Entries taken from a collection
--*--
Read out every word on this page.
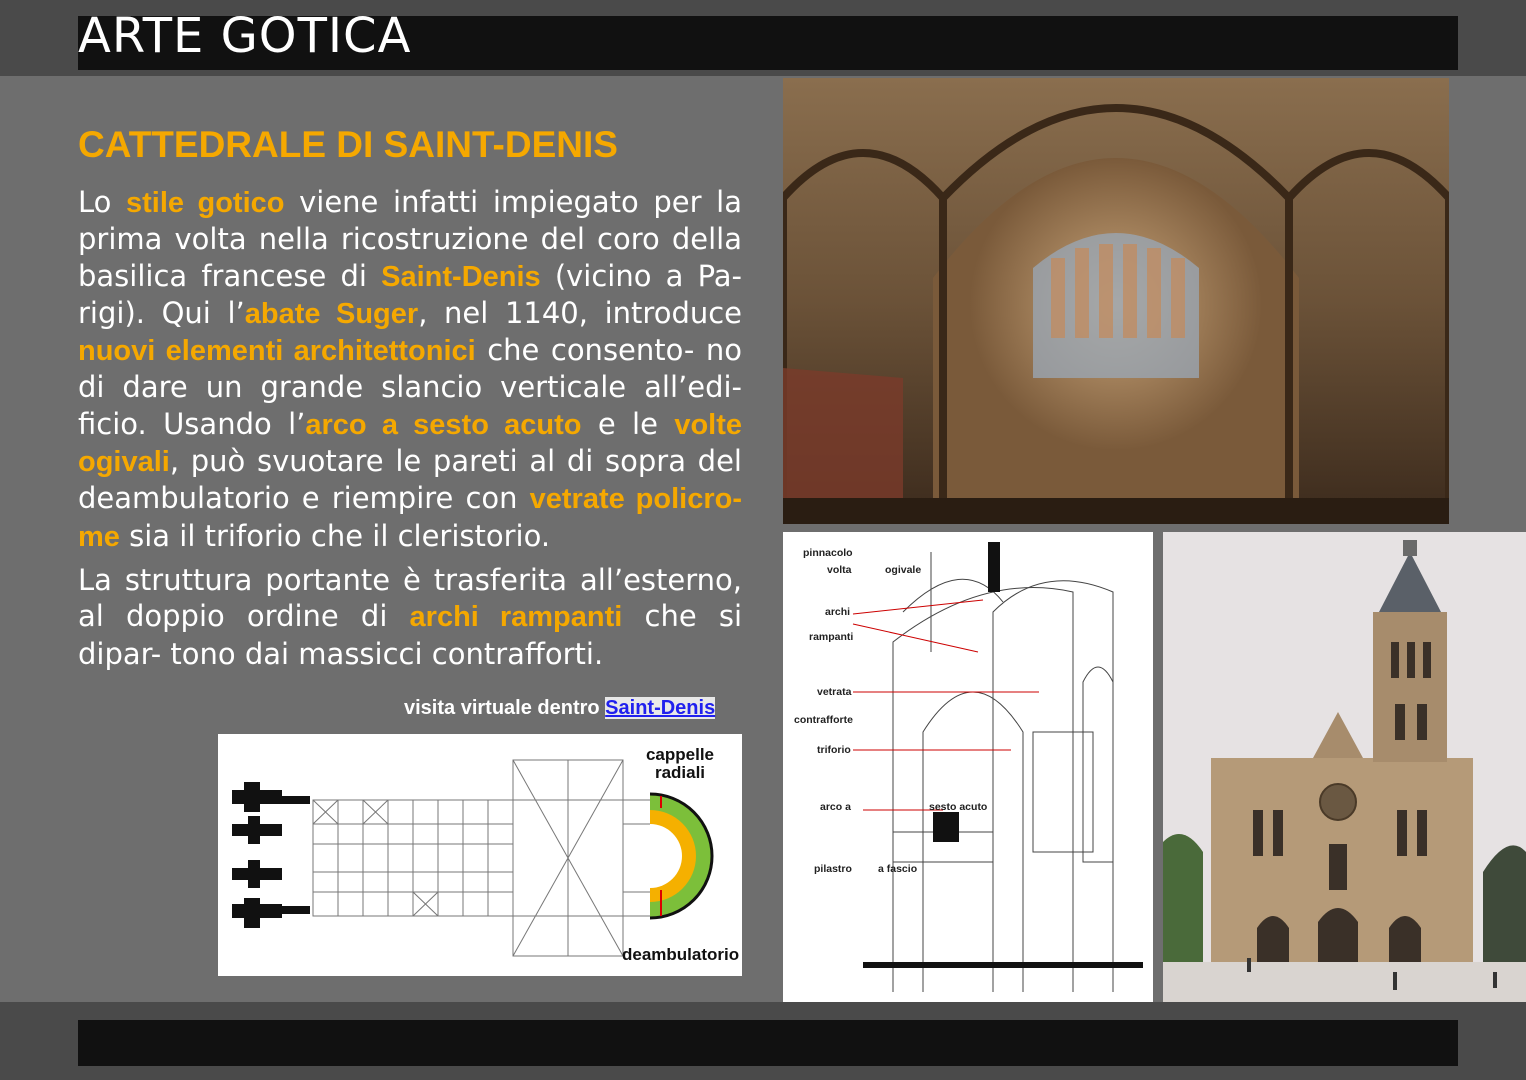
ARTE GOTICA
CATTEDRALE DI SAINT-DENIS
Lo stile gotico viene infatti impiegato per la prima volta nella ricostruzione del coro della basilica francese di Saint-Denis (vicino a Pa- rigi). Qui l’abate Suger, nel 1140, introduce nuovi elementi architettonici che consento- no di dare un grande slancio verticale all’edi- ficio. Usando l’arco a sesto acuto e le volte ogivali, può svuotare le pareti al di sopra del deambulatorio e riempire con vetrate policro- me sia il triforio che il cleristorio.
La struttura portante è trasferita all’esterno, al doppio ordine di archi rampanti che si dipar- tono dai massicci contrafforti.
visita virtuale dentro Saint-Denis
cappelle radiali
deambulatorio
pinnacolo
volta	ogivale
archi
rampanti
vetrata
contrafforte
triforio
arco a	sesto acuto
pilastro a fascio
--*--
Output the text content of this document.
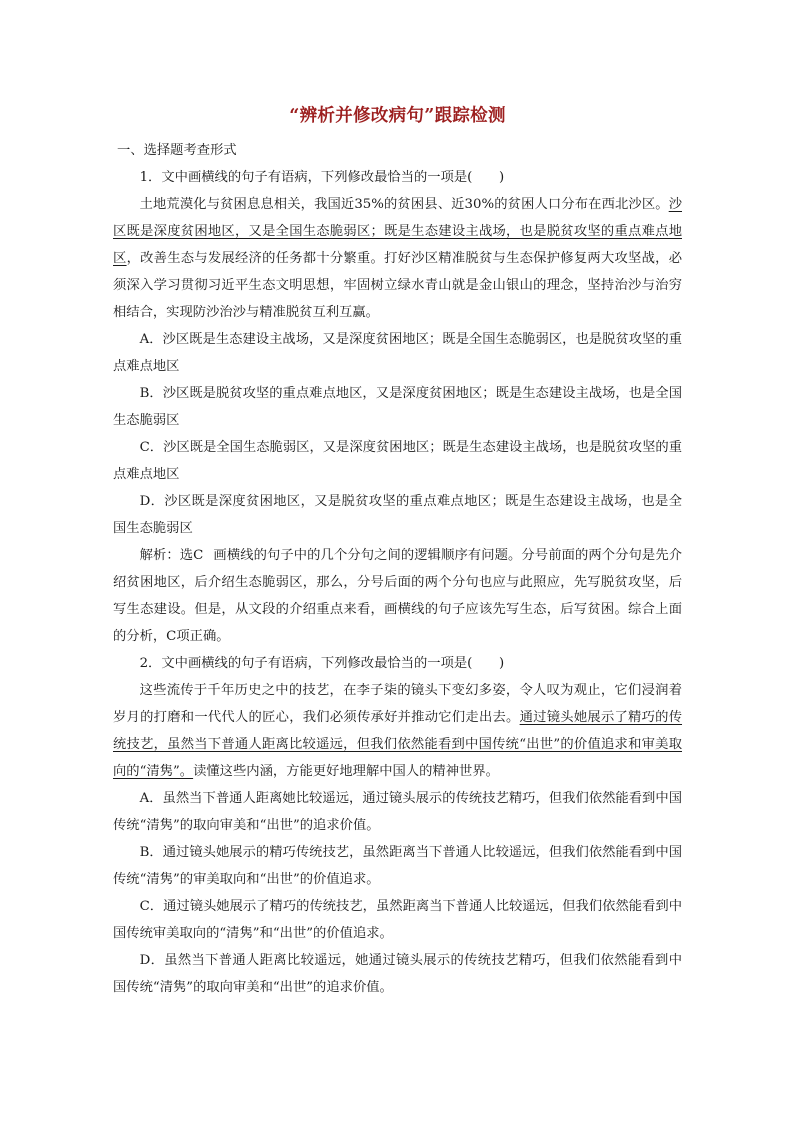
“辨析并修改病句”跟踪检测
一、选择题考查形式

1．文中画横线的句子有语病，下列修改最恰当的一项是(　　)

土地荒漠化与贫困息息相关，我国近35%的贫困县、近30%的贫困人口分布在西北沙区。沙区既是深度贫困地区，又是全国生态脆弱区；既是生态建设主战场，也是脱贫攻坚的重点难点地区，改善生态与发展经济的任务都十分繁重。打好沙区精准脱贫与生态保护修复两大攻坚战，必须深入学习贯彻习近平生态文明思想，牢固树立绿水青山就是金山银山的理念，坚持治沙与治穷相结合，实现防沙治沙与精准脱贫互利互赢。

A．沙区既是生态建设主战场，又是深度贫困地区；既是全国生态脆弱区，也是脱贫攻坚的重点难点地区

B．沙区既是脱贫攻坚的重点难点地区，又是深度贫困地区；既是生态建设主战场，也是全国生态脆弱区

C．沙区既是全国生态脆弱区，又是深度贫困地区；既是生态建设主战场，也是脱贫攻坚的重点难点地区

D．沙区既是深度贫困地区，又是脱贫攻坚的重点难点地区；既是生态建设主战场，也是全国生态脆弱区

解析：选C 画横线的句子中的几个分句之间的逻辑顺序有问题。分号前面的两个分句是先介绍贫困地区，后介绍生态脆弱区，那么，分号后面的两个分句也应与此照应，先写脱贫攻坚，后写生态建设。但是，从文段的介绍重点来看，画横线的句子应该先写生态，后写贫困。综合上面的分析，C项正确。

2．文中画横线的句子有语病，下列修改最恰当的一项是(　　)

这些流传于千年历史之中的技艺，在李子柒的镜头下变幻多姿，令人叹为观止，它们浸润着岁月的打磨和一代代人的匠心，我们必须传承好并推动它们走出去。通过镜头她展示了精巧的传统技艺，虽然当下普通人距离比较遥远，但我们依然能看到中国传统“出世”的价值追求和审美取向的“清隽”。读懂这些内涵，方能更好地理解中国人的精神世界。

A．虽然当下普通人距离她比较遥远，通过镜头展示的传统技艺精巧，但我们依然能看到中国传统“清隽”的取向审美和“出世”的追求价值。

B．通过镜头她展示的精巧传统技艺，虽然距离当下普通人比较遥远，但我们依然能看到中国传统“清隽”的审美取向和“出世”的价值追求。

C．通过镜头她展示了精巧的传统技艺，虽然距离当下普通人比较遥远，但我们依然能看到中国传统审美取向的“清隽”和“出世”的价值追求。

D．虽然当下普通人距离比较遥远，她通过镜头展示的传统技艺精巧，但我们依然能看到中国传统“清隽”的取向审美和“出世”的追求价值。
--*--
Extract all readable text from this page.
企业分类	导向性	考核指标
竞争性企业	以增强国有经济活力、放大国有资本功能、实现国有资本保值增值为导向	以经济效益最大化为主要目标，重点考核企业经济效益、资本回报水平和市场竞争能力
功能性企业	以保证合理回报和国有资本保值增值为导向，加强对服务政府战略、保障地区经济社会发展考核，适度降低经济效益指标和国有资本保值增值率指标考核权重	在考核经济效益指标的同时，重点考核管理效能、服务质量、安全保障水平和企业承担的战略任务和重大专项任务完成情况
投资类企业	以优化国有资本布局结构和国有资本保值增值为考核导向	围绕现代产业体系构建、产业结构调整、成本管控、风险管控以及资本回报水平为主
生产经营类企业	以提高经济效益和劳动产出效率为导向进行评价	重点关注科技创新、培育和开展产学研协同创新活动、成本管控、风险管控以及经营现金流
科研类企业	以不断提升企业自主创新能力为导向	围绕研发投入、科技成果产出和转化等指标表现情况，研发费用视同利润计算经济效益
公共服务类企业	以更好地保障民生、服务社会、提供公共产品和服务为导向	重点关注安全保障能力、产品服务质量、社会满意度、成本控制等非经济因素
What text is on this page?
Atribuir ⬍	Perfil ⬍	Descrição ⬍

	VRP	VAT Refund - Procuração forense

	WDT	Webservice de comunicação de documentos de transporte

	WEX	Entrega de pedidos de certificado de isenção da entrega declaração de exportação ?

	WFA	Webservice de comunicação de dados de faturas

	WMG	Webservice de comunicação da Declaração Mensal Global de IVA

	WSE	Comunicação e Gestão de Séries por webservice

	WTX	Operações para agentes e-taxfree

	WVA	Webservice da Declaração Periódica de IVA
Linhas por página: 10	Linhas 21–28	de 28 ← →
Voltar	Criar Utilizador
--*--
In the records above, locate each line with the word "成本管控". Copy all such lines.

Solution to this exercise
投资类企业	以优化国有资本布局结构和国有资本保值增值为考核导向	围绕现代产业体系构建、产业结构调整、成本管控、风险管控以及资本回报水平为主
生产经营类企业	以提高经济效益和劳动产出效率为导向进行评价	重点关注科技创新、培育和开展产学研协同创新活动、成本管控、风险管控以及经营现金流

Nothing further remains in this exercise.